# [DATA LINES]
# # # # # # #
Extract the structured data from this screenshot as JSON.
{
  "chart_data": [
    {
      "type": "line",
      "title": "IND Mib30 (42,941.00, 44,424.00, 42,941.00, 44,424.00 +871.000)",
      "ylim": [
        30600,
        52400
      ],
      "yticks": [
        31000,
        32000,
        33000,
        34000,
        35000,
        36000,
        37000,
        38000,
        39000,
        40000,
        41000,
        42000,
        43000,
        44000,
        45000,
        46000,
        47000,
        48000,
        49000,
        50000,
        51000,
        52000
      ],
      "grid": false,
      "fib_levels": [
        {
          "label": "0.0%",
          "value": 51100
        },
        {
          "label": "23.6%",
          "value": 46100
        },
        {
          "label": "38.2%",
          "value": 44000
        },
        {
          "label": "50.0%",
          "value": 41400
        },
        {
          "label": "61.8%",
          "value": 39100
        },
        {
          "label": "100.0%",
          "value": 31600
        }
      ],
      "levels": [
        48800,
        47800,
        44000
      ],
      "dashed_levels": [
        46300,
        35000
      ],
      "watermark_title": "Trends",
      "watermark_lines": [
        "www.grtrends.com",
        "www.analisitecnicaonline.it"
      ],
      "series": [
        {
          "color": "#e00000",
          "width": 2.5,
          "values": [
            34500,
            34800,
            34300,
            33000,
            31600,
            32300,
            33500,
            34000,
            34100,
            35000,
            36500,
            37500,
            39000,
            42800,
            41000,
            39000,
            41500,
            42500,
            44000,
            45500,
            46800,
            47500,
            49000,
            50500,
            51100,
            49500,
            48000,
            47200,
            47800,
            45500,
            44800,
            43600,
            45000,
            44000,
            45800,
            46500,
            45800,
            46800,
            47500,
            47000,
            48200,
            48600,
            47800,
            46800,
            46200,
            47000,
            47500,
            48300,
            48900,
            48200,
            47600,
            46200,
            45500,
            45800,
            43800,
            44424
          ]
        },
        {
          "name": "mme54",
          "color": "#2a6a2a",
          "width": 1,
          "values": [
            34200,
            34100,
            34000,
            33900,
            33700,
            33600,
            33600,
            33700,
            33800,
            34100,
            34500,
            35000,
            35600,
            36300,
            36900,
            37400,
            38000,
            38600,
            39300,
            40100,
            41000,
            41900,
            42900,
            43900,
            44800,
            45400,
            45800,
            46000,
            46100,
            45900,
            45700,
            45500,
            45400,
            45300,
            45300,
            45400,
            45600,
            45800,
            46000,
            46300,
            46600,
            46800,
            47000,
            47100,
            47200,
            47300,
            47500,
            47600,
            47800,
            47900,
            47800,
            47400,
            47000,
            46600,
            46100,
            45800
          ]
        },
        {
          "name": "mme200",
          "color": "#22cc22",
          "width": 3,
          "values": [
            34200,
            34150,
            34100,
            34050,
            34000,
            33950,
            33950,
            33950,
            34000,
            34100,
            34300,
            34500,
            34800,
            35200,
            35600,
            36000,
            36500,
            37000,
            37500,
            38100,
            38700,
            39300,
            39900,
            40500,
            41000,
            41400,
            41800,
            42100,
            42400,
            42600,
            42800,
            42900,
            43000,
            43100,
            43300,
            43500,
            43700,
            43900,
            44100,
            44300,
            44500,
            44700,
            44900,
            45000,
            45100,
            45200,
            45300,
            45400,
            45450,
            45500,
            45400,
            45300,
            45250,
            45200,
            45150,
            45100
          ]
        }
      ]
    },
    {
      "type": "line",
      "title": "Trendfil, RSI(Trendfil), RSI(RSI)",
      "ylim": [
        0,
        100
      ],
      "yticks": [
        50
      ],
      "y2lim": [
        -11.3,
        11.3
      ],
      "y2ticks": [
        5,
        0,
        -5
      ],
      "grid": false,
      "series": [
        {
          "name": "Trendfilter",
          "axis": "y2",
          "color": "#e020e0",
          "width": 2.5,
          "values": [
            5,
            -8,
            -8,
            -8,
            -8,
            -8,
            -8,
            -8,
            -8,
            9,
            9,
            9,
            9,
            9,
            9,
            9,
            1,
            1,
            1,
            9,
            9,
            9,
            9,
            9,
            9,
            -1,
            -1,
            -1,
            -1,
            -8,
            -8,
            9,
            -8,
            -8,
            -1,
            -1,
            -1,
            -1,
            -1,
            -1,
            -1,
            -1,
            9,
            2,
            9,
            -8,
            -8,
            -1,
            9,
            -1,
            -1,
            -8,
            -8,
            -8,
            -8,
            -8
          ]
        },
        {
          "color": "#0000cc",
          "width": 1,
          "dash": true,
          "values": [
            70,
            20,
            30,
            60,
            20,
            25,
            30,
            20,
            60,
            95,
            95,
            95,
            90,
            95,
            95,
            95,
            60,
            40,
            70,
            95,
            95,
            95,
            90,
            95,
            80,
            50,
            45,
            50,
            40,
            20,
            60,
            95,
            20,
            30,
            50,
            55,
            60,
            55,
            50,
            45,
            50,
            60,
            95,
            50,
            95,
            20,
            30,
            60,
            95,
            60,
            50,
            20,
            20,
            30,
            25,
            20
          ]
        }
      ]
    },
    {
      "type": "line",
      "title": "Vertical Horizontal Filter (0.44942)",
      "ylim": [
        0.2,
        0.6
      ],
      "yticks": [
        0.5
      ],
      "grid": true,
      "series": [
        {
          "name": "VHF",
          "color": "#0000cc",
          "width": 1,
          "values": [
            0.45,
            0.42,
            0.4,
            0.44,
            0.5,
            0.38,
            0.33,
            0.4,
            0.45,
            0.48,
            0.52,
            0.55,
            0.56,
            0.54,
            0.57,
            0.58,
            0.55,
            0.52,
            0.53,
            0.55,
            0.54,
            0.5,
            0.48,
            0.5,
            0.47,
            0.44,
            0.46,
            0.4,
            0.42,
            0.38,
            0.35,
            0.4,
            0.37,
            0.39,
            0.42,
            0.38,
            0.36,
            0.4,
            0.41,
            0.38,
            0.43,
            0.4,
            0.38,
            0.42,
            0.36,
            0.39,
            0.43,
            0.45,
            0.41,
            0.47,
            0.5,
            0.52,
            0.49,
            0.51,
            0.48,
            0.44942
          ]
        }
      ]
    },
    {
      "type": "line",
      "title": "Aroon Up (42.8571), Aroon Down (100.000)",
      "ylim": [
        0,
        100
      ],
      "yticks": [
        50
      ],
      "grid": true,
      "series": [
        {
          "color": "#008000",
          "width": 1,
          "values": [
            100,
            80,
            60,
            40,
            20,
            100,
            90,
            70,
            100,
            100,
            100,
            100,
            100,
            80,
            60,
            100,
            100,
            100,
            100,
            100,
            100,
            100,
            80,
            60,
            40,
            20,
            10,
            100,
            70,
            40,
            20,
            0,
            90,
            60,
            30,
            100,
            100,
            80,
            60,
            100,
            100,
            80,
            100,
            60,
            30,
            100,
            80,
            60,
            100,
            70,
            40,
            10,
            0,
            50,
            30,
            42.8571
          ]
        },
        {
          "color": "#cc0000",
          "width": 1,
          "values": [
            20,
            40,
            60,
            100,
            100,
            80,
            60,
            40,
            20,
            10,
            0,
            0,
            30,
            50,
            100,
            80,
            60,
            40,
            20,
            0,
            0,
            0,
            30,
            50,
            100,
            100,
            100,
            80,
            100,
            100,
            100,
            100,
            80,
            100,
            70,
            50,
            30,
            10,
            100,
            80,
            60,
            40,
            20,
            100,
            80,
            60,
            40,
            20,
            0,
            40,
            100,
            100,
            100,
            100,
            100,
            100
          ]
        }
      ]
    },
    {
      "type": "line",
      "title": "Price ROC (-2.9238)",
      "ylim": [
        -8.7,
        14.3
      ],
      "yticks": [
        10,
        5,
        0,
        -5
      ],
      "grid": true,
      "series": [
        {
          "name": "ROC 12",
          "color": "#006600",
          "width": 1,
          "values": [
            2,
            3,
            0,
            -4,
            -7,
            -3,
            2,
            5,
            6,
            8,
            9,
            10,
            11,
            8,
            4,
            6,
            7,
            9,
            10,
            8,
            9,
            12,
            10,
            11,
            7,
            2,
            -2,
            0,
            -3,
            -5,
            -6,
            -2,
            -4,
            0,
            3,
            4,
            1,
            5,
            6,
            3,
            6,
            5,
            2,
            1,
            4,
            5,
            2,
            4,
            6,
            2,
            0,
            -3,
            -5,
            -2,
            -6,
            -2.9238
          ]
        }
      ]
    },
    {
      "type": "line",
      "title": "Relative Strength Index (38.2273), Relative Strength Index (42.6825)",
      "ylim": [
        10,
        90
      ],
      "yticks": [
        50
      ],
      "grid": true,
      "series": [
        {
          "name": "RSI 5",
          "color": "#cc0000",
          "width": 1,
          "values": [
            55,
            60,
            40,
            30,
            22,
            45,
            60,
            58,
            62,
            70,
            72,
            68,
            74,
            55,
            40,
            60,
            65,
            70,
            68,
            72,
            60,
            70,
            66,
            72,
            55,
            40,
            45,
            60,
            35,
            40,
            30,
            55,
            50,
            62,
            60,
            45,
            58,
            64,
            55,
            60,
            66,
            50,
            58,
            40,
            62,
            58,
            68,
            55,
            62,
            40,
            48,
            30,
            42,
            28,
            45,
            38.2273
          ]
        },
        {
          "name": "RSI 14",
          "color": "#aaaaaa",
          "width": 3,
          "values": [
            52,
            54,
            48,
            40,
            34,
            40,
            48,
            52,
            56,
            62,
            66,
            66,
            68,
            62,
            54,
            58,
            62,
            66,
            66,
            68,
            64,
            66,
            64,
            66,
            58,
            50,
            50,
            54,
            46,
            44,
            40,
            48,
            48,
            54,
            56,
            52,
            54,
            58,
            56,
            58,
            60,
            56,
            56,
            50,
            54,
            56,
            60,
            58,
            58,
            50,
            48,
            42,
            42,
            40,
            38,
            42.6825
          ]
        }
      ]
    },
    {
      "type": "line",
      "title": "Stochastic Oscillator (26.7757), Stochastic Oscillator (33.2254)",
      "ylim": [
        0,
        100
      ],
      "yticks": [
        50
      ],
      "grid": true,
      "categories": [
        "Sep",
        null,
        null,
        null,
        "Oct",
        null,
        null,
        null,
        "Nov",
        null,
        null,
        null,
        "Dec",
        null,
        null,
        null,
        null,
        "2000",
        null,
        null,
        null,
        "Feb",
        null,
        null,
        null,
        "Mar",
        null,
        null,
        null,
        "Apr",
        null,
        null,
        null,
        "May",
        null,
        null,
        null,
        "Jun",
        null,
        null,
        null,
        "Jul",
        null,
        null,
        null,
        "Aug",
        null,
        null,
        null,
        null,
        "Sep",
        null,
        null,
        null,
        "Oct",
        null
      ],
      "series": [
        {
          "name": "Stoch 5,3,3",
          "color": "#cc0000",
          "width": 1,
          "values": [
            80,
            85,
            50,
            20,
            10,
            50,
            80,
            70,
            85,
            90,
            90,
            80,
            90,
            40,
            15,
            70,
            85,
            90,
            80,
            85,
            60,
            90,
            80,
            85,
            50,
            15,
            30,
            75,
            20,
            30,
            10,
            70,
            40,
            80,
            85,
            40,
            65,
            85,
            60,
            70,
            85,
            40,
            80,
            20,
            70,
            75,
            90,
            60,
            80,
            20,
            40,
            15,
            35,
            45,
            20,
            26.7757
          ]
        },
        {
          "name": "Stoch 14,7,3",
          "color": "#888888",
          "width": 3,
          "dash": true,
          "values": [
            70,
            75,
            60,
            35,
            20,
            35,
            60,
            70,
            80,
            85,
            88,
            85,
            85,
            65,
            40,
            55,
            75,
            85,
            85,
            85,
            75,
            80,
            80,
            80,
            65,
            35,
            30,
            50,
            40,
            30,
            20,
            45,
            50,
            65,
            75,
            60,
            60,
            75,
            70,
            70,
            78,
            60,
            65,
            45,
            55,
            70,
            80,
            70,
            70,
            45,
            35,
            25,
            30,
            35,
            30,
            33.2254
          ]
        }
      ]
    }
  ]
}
# # # # # # #
# [WHAT YOU WILL DO]
Find each line that has the word "name", then copy it out.

# [SOLUTION]
          "name": "mme54",
          "name": "mme200",
          "name": "Trendfilter",
          "name": "VHF",
          "name": "ROC 12",
          "name": "RSI 5",
          "name": "RSI 14",
          "name": "Stoch 5,3,3",
          "name": "Stoch 14,7,3",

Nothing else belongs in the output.